:: Items
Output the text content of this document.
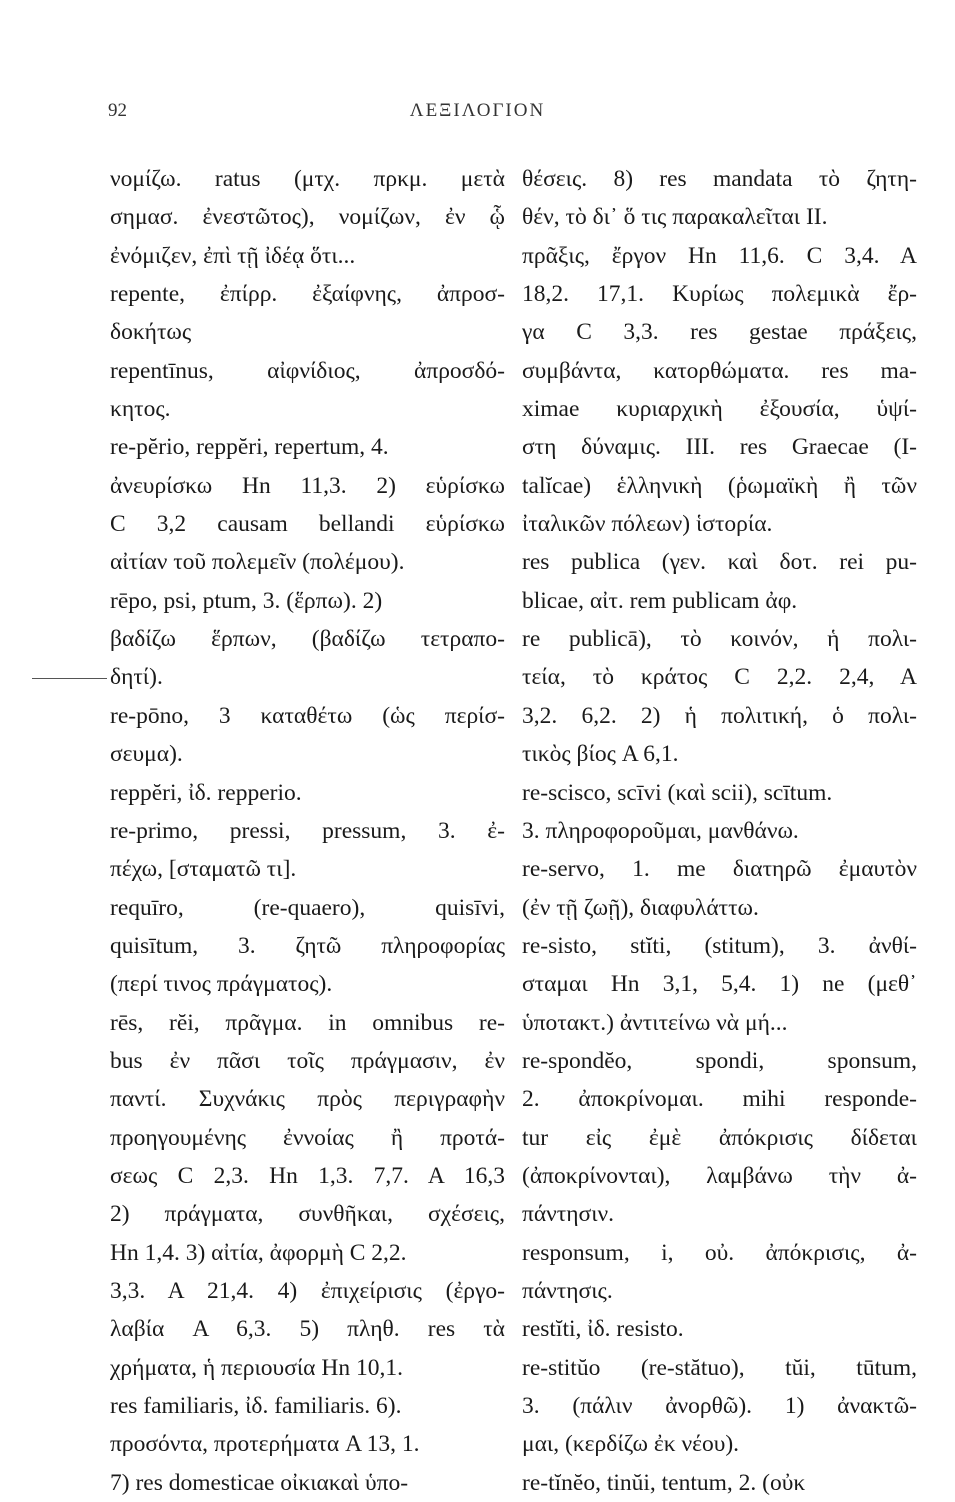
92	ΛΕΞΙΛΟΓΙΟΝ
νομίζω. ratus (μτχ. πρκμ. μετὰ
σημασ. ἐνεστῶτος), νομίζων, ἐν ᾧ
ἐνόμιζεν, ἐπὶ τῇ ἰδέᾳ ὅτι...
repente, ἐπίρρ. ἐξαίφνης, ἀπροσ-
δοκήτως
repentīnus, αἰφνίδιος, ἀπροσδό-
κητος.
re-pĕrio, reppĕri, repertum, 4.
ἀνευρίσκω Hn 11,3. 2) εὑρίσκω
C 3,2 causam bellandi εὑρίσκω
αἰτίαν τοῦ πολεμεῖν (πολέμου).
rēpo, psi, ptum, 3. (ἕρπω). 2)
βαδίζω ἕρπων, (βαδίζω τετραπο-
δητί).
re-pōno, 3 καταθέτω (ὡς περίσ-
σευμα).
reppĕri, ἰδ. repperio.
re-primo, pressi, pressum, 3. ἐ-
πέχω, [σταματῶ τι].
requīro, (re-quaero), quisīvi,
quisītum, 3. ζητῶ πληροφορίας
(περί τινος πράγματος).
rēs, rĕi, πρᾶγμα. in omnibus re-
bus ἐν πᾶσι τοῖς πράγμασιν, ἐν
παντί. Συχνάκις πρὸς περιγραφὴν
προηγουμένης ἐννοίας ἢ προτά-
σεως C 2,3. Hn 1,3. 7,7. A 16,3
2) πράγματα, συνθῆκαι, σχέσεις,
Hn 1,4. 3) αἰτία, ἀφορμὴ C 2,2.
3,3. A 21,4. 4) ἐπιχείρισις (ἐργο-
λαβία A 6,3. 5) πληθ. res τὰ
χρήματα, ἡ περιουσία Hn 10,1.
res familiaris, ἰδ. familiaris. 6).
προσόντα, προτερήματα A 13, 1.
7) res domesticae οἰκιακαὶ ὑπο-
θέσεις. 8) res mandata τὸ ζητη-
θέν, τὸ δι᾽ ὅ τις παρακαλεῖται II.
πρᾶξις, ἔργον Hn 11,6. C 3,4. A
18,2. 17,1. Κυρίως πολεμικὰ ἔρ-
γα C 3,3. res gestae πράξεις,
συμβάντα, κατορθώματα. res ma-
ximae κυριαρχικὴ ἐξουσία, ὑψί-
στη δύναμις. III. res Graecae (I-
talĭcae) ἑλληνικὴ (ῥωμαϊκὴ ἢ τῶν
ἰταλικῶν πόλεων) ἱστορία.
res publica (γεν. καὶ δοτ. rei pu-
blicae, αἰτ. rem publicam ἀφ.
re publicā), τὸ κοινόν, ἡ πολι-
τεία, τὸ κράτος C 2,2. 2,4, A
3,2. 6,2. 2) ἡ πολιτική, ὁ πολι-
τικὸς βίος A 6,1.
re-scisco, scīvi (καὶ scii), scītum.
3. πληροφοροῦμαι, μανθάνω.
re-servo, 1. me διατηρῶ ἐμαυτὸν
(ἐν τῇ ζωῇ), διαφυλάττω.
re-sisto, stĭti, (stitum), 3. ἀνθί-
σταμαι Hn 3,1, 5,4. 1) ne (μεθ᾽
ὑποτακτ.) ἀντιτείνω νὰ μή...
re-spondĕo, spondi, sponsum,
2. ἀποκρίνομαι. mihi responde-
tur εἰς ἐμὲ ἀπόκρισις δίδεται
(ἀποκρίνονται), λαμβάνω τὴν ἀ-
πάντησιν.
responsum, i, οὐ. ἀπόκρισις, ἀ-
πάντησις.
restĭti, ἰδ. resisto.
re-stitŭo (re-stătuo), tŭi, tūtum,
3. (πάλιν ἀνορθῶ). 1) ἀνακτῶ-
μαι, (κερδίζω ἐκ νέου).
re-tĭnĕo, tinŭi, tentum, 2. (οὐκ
::::
§ **What is required**:
All of the data above should be quoted exactly, except for the pictures.

§ **Result of the exercise**:
Output the text content of this document.
92	ΛΕΞΙΛΟΓΙΟΝ
νομίζω. ratus (μτχ. πρκμ. μετὰ
σημασ. ἐνεστῶτος), νομίζων, ἐν ᾧ
ἐνόμιζεν, ἐπὶ τῇ ἰδέᾳ ὅτι...
repente, ἐπίρρ. ἐξαίφνης, ἀπροσ-
δοκήτως
repentīnus, αἰφνίδιος, ἀπροσδό-
κητος.
re-pĕrio, reppĕri, repertum, 4.
ἀνευρίσκω Hn 11,3. 2) εὑρίσκω
C 3,2 causam bellandi εὑρίσκω
αἰτίαν τοῦ πολεμεῖν (πολέμου).
rēpo, psi, ptum, 3. (ἕρπω). 2)
βαδίζω ἕρπων, (βαδίζω τετραπο-
δητί).
re-pōno, 3 καταθέτω (ὡς περίσ-
σευμα).
reppĕri, ἰδ. repperio.
re-primo, pressi, pressum, 3. ἐ-
πέχω, [σταματῶ τι].
requīro, (re-quaero), quisīvi,
quisītum, 3. ζητῶ πληροφορίας
(περί τινος πράγματος).
rēs, rĕi, πρᾶγμα. in omnibus re-
bus ἐν πᾶσι τοῖς πράγμασιν, ἐν
παντί. Συχνάκις πρὸς περιγραφὴν
προηγουμένης ἐννοίας ἢ προτά-
σεως C 2,3. Hn 1,3. 7,7. A 16,3
2) πράγματα, συνθῆκαι, σχέσεις,
Hn 1,4. 3) αἰτία, ἀφορμὴ C 2,2.
3,3. A 21,4. 4) ἐπιχείρισις (ἐργο-
λαβία A 6,3. 5) πληθ. res τὰ
χρήματα, ἡ περιουσία Hn 10,1.
res familiaris, ἰδ. familiaris. 6).
προσόντα, προτερήματα A 13, 1.
7) res domesticae οἰκιακαὶ ὑπο-
θέσεις. 8) res mandata τὸ ζητη-
θέν, τὸ δι᾽ ὅ τις παρακαλεῖται II.
πρᾶξις, ἔργον Hn 11,6. C 3,4. A
18,2. 17,1. Κυρίως πολεμικὰ ἔρ-
γα C 3,3. res gestae πράξεις,
συμβάντα, κατορθώματα. res ma-
ximae κυριαρχικὴ ἐξουσία, ὑψί-
στη δύναμις. III. res Graecae (I-
talĭcae) ἑλληνικὴ (ῥωμαϊκὴ ἢ τῶν
ἰταλικῶν πόλεων) ἱστορία.
res publica (γεν. καὶ δοτ. rei pu-
blicae, αἰτ. rem publicam ἀφ.
re publicā), τὸ κοινόν, ἡ πολι-
τεία, τὸ κράτος C 2,2. 2,4, A
3,2. 6,2. 2) ἡ πολιτική, ὁ πολι-
τικὸς βίος A 6,1.
re-scisco, scīvi (καὶ scii), scītum.
3. πληροφοροῦμαι, μανθάνω.
re-servo, 1. me διατηρῶ ἐμαυτὸν
(ἐν τῇ ζωῇ), διαφυλάττω.
re-sisto, stĭti, (stitum), 3. ἀνθί-
σταμαι Hn 3,1, 5,4. 1) ne (μεθ᾽
ὑποτακτ.) ἀντιτείνω νὰ μή...
re-spondĕo, spondi, sponsum,
2. ἀποκρίνομαι. mihi responde-
tur εἰς ἐμὲ ἀπόκρισις δίδεται
(ἀποκρίνονται), λαμβάνω τὴν ἀ-
πάντησιν.
responsum, i, οὐ. ἀπόκρισις, ἀ-
πάντησις.
restĭti, ἰδ. resisto.
re-stitŭo (re-stătuo), tŭi, tūtum,
3. (πάλιν ἀνορθῶ). 1) ἀνακτῶ-
μαι, (κερδίζω ἐκ νέου).
re-tĭnĕo, tinŭi, tentum, 2. (οὐκ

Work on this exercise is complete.